** Start of Material provided **
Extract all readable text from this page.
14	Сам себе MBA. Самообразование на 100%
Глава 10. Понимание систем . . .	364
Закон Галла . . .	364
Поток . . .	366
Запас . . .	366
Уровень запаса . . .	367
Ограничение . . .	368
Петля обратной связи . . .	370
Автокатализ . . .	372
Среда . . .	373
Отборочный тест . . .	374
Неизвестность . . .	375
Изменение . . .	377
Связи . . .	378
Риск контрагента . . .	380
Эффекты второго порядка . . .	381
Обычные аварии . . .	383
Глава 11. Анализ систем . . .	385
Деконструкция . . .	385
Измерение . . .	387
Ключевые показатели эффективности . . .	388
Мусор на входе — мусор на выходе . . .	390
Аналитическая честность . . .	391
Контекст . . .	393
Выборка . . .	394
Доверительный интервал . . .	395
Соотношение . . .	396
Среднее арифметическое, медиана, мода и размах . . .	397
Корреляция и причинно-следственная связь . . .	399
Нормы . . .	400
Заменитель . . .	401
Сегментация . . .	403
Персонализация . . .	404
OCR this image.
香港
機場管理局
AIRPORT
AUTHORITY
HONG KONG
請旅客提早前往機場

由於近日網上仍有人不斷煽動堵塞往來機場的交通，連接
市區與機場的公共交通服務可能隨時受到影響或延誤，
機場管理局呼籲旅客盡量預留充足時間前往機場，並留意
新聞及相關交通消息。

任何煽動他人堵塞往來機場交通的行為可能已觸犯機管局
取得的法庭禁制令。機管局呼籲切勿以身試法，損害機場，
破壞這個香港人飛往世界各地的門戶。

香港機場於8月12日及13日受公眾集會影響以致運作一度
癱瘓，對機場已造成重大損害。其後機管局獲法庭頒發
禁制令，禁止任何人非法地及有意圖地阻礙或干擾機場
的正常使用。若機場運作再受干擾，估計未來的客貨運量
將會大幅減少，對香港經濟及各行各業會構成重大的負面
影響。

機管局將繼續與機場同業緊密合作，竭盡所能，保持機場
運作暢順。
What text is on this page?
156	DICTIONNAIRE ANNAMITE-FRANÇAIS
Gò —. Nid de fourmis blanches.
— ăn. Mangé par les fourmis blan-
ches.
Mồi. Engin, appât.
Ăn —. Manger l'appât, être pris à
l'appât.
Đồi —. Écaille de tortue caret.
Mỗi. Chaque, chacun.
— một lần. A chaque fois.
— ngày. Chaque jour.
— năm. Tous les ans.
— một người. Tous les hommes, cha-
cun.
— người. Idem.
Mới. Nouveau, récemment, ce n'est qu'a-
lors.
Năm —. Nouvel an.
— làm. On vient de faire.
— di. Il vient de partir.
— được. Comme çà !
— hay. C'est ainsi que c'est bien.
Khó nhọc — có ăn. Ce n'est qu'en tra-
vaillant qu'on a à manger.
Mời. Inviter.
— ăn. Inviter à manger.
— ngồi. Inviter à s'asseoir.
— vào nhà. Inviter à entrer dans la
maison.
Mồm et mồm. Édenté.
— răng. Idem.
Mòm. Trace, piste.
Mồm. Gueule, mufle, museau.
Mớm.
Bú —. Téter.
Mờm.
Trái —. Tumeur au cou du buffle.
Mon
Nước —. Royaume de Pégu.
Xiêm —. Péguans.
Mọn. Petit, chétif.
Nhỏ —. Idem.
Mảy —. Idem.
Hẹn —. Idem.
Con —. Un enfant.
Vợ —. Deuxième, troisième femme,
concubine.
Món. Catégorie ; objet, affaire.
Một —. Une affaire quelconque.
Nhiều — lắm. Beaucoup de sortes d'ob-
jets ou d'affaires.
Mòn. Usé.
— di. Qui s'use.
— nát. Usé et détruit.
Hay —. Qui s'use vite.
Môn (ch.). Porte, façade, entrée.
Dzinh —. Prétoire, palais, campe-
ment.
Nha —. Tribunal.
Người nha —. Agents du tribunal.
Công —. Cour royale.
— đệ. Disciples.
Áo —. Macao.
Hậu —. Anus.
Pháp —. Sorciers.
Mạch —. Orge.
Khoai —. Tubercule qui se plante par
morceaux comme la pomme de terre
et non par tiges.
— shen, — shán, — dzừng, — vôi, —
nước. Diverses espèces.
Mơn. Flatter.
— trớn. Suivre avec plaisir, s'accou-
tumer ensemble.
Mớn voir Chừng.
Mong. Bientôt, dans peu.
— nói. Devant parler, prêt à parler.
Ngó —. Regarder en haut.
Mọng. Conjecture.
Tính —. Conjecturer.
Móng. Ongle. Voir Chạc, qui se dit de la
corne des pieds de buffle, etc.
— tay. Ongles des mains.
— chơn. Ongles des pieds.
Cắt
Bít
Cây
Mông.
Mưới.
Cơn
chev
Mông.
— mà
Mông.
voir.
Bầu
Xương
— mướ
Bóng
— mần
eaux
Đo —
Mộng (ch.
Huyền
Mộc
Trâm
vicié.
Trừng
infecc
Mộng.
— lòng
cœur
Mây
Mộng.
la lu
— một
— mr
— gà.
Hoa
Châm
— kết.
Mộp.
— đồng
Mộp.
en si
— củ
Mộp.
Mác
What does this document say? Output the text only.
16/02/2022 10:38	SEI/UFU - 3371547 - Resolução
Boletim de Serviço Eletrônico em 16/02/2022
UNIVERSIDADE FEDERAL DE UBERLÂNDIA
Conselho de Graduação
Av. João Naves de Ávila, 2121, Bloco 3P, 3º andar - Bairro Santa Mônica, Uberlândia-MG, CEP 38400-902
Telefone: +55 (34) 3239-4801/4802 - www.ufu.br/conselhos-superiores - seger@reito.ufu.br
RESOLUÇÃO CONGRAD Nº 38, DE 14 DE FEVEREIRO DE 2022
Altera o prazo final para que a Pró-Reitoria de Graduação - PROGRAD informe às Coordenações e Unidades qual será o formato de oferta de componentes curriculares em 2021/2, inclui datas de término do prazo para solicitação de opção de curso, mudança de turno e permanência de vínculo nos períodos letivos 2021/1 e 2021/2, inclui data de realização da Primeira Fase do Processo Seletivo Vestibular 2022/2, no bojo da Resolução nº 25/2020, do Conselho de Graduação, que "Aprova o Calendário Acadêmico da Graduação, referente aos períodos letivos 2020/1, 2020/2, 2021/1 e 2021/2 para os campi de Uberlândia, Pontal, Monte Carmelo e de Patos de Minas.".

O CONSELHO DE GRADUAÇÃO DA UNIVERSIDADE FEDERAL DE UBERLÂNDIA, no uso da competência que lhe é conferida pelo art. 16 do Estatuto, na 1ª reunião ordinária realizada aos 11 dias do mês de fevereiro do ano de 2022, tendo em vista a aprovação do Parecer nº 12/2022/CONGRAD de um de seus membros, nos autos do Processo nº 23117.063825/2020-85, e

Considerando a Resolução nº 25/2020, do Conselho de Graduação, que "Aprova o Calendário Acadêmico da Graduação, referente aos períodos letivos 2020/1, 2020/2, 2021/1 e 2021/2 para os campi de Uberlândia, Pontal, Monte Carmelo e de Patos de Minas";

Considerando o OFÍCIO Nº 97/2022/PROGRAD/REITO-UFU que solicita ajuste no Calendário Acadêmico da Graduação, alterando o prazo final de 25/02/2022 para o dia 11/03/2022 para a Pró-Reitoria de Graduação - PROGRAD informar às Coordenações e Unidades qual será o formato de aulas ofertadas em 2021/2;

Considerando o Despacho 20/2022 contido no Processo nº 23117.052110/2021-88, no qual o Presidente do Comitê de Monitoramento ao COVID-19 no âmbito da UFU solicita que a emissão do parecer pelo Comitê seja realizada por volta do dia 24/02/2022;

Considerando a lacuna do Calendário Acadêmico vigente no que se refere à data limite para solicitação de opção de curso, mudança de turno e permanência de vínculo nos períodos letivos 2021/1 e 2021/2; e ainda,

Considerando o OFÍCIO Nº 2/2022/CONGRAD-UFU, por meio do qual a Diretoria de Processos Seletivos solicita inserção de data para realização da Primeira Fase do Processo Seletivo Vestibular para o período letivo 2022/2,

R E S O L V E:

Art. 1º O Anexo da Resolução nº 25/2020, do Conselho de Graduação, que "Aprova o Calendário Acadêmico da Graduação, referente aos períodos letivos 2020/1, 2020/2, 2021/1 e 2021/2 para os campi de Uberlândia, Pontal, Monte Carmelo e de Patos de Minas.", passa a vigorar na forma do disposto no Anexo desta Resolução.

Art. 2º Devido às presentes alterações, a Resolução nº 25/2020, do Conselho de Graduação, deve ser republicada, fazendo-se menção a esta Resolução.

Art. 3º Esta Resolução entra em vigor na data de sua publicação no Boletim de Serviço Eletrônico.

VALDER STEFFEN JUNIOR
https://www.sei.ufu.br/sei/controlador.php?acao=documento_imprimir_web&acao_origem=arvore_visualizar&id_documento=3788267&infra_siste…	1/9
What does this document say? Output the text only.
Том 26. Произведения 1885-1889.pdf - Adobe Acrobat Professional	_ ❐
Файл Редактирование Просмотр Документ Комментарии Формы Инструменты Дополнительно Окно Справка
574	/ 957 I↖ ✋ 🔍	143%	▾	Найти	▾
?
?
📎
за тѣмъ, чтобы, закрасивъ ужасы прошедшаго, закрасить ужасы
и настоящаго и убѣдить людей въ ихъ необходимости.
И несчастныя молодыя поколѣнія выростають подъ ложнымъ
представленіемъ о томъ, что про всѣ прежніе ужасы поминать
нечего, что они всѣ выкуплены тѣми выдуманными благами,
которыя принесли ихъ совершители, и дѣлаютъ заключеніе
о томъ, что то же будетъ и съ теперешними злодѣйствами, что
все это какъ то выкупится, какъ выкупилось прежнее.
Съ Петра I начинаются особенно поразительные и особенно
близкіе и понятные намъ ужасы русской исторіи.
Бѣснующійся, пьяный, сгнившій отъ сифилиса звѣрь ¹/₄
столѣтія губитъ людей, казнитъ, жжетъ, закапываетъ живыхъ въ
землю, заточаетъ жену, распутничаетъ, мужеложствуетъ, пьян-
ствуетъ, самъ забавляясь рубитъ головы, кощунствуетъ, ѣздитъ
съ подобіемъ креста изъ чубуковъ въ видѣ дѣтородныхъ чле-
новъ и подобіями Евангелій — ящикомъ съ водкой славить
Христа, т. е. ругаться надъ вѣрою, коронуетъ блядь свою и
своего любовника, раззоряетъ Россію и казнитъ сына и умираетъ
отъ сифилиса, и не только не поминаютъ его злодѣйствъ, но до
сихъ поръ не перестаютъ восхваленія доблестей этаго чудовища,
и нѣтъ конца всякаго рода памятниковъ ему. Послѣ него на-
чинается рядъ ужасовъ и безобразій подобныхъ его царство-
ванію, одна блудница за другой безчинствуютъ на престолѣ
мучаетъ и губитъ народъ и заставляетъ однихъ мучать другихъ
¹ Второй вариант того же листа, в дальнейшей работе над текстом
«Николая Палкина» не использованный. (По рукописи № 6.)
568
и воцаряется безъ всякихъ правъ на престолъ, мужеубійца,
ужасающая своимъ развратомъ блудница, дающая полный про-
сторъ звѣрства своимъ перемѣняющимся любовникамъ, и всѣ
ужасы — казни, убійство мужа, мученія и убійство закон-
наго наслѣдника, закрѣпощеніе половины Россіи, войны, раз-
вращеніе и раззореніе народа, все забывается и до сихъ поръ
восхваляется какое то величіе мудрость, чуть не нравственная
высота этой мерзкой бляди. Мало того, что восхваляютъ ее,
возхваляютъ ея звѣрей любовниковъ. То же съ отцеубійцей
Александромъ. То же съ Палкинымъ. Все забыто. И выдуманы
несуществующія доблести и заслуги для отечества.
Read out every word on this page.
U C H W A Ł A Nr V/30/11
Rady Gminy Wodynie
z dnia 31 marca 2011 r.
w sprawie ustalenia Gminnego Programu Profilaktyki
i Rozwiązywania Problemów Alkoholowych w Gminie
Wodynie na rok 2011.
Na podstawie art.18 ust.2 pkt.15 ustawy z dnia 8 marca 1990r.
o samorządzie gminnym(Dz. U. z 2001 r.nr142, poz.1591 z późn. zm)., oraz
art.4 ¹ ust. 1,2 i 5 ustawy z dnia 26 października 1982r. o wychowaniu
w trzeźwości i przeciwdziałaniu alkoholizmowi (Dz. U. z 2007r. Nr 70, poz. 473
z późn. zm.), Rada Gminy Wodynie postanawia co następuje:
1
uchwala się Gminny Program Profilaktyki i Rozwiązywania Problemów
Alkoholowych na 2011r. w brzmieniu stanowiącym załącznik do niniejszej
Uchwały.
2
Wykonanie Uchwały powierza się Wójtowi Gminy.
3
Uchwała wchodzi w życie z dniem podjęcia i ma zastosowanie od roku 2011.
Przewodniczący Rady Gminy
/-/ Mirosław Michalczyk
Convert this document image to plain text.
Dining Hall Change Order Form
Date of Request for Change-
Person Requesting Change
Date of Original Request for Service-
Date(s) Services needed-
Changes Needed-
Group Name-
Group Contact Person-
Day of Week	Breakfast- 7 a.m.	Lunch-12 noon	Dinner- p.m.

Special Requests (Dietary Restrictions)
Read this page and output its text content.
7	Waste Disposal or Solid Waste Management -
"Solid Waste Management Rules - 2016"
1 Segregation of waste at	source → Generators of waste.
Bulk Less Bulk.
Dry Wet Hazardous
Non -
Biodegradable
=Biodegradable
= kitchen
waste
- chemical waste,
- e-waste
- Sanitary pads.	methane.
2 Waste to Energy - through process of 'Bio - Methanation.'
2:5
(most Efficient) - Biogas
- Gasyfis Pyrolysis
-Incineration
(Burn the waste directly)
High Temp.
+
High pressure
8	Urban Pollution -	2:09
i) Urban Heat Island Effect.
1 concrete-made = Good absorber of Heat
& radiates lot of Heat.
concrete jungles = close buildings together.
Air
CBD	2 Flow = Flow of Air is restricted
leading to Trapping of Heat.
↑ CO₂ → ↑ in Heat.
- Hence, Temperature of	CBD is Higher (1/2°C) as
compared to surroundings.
** End of Material provided **
- [Task statement] Only those lines running from the one containing "Read this page and output its text content." through the last line of the data above are to be copied, exactly, with both ends included.

- [Result of the exercise]
Read this page and output its text content.
7	Waste Disposal or Solid Waste Management -
"Solid Waste Management Rules - 2016"
1 Segregation of waste at	source → Generators of waste.
Bulk Less Bulk.
Dry Wet Hazardous
Non -
Biodegradable
=Biodegradable
= kitchen
waste
- chemical waste,
- e-waste
- Sanitary pads.	methane.
2 Waste to Energy - through process of 'Bio - Methanation.'
2:5
(most Efficient) - Biogas
- Gasyfis Pyrolysis
-Incineration
(Burn the waste directly)
High Temp.
+
High pressure
8	Urban Pollution -	2:09
i) Urban Heat Island Effect.
1 concrete-made = Good absorber of Heat
& radiates lot of Heat.
concrete jungles = close buildings together.
Air
CBD	2 Flow = Flow of Air is restricted
leading to Trapping of Heat.
↑ CO₂ → ↑ in Heat.
- Hence, Temperature of	CBD is Higher (1/2°C) as
compared to surroundings.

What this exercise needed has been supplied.